# [The task]
Copy each line in the data that includes the word "makroiqtisodiy".

(Collection entries)
***

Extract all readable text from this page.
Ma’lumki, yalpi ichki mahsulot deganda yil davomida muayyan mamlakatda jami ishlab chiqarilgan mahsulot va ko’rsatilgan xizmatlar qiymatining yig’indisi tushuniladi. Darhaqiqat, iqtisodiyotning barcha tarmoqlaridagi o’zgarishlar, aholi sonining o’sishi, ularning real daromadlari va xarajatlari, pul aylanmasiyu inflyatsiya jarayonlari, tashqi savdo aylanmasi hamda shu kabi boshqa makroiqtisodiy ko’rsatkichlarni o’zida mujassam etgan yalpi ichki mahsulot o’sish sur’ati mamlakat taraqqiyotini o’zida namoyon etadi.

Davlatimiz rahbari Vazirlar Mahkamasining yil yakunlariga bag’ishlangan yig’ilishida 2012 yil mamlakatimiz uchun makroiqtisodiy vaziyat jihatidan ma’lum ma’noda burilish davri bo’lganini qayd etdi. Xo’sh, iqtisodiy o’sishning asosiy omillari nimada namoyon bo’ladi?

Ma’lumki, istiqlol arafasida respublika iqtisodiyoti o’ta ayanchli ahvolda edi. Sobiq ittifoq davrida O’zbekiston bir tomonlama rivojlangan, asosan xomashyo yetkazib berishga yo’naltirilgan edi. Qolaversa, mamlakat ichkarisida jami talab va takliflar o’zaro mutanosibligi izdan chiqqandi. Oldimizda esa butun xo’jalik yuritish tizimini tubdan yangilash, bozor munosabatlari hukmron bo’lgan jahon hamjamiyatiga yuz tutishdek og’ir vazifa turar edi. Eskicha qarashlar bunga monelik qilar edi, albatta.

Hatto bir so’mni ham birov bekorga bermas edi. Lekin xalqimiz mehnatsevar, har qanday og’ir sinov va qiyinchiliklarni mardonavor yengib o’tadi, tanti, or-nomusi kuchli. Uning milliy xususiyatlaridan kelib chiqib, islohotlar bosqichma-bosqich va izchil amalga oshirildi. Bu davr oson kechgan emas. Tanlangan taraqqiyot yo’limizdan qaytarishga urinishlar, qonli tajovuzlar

***

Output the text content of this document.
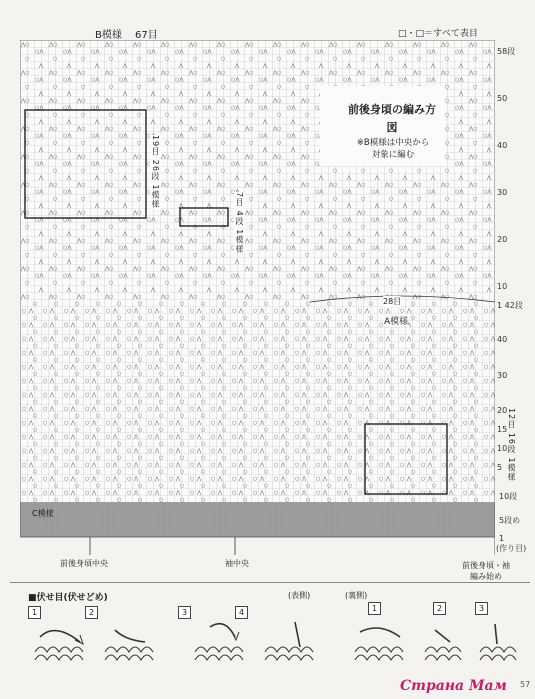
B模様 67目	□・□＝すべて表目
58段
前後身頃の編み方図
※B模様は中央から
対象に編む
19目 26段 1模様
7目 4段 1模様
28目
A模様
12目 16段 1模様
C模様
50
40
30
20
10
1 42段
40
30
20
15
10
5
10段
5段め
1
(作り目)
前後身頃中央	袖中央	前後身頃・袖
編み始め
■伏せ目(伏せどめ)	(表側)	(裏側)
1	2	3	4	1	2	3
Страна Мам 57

***

# [Correct response]
Ma’lumki, yalpi ichki mahsulot deganda yil davomida muayyan mamlakatda jami ishlab chiqarilgan mahsulot va ko’rsatilgan xizmatlar qiymatining yig’indisi tushuniladi. Darhaqiqat, iqtisodiyotning barcha tarmoqlaridagi o’zgarishlar, aholi sonining o’sishi, ularning real daromadlari va xarajatlari, pul aylanmasiyu inflyatsiya jarayonlari, tashqi savdo aylanmasi hamda shu kabi boshqa makroiqtisodiy ko’rsatkichlarni o’zida mujassam etgan yalpi ichki mahsulot o’sish sur’ati mamlakat taraqqiyotini o’zida namoyon etadi.
Davlatimiz rahbari Vazirlar Mahkamasining yil yakunlariga bag’ishlangan yig’ilishida 2012 yil mamlakatimiz uchun makroiqtisodiy vaziyat jihatidan ma’lum ma’noda burilish davri bo’lganini qayd etdi. Xo’sh, iqtisodiy o’sishning asosiy omillari nimada namoyon bo’ladi?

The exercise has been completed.